* [Extracted entries]:
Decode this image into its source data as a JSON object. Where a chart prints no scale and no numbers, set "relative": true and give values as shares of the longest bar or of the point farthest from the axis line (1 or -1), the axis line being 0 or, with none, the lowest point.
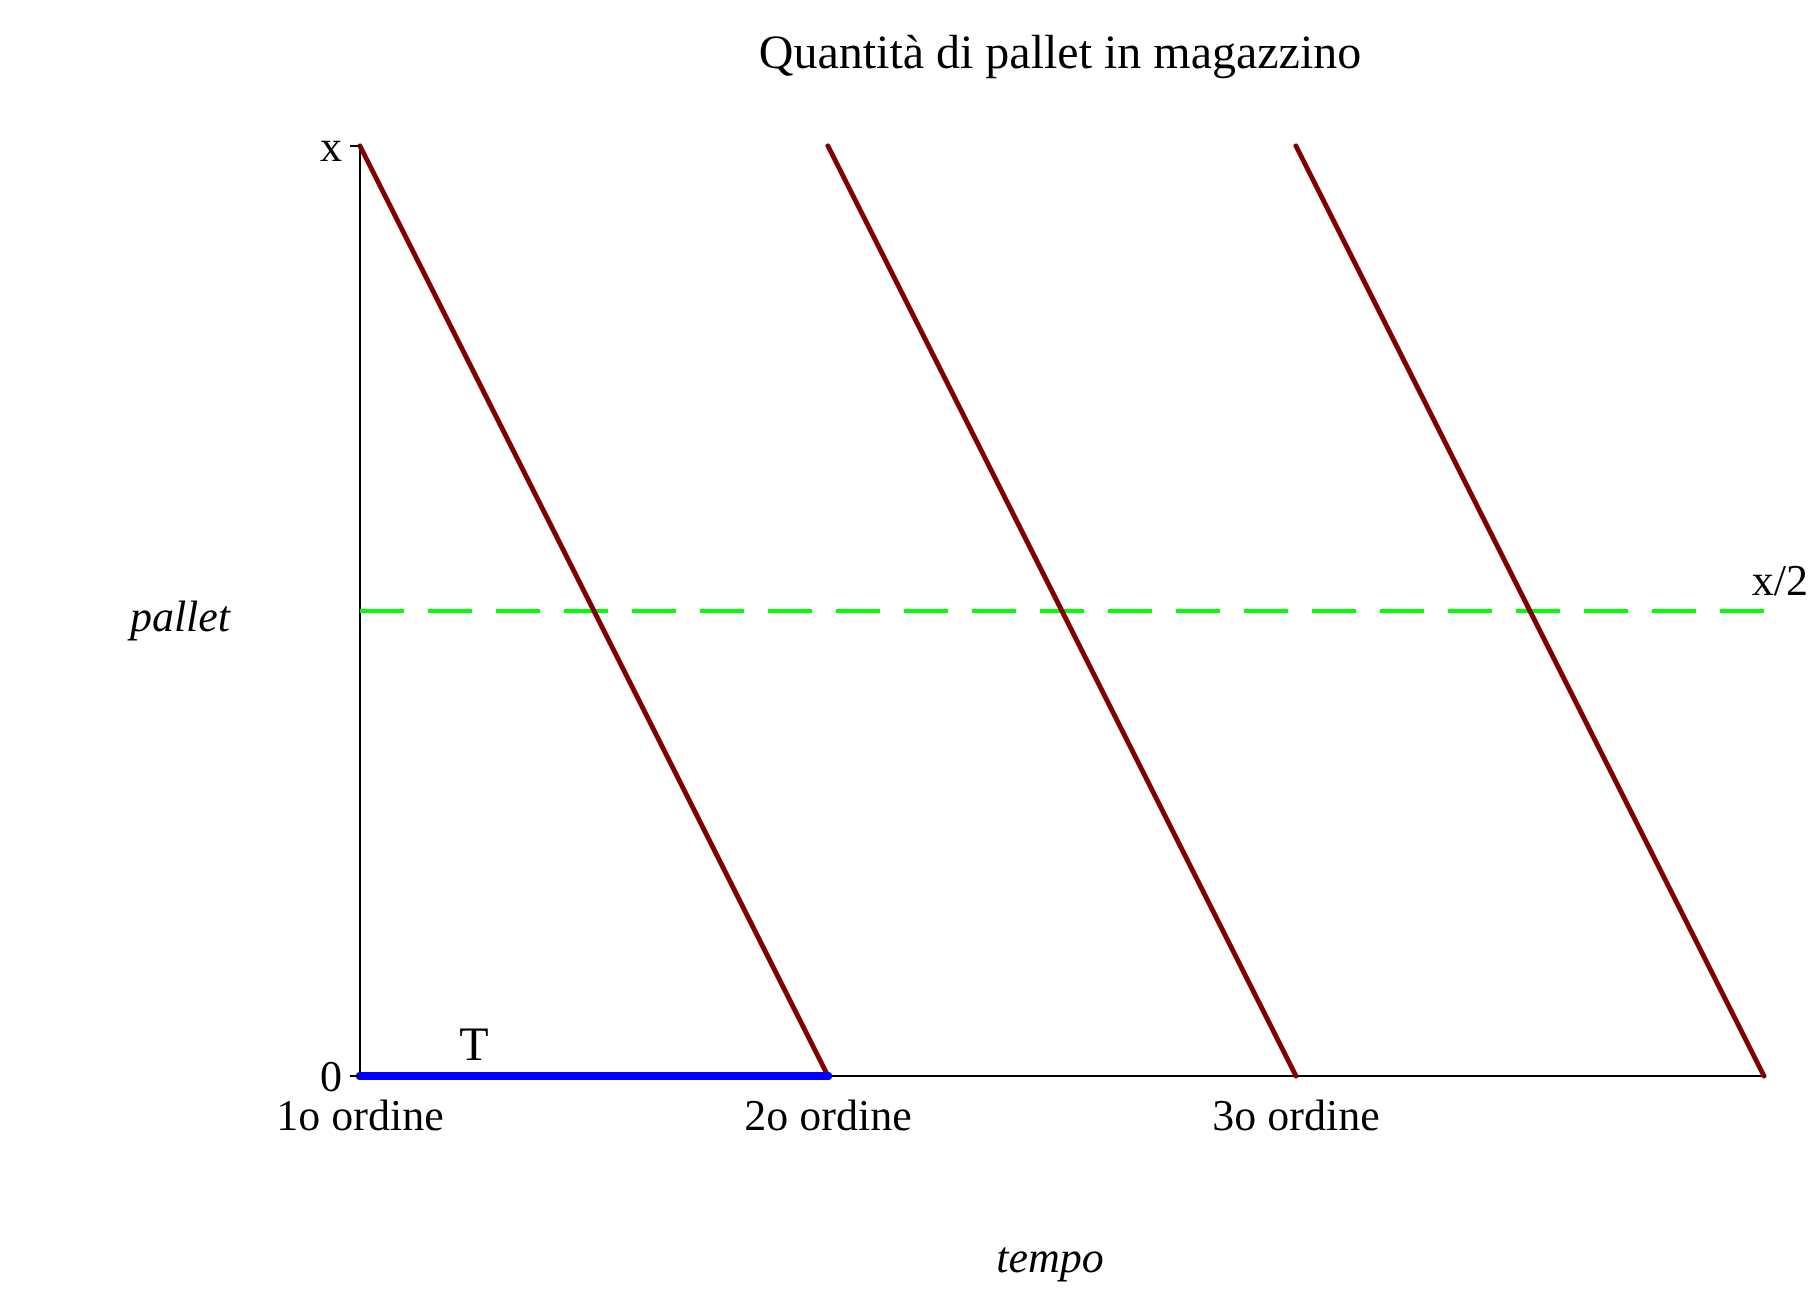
{
  "chart_data": {
    "type": "line",
    "title": "Quantità di pallet in magazzino",
    "xlabel": "tempo",
    "ylabel": "pallet",
    "relative": true,
    "categories": [
      "1o ordine",
      "2o ordine",
      "3o ordine",
      null
    ],
    "series": [
      {
        "color": "#800000",
        "values": [
          1,
          0,
          null,
          null
        ]
      },
      {
        "color": "#800000",
        "values": [
          null,
          1,
          0,
          null
        ]
      },
      {
        "color": "#800000",
        "values": [
          null,
          null,
          1,
          0
        ]
      },
      {
        "name": "T",
        "color": "#0000ff",
        "values": [
          0,
          0,
          null,
          null
        ]
      }
    ],
    "ref_lines": [
      {
        "axis": "y",
        "value": 0.5,
        "label": "x/2",
        "color": "#00ff00",
        "line_style": "dashed"
      }
    ],
    "annotations": [
      "x",
      "0"
    ],
    "line_style": "solid"
  }
}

* [Problem statement]:
The records above are to be reproduced exactly; the pictures are to be left out.

* [Answer]:
Decode this image into its source data as a JSON object. Where a chart prints no scale and no numbers, set "relative": true and give values as shares of the longest bar or of the point farthest from the axis line (1 or -1), the axis line being 0 or, with none, the lowest point.
{
  "chart_data": {
    "type": "line",
    "title": "Quantità di pallet in magazzino",
    "xlabel": "tempo",
    "ylabel": "pallet",
    "relative": true,
    "categories": [
      "1o ordine",
      "2o ordine",
      "3o ordine",
      null
    ],
    "series": [
      {
        "color": "#800000",
        "values": [
          1,
          0,
          null,
          null
        ]
      },
      {
        "color": "#800000",
        "values": [
          null,
          1,
          0,
          null
        ]
      },
      {
        "color": "#800000",
        "values": [
          null,
          null,
          1,
          0
        ]
      },
      {
        "name": "T",
        "color": "#0000ff",
        "values": [
          0,
          0,
          null,
          null
        ]
      }
    ],
    "ref_lines": [
      {
        "axis": "y",
        "value": 0.5,
        "label": "x/2",
        "color": "#00ff00",
        "line_style": "dashed"
      }
    ],
    "annotations": [
      "x",
      "0"
    ],
    "line_style": "solid"
  }
}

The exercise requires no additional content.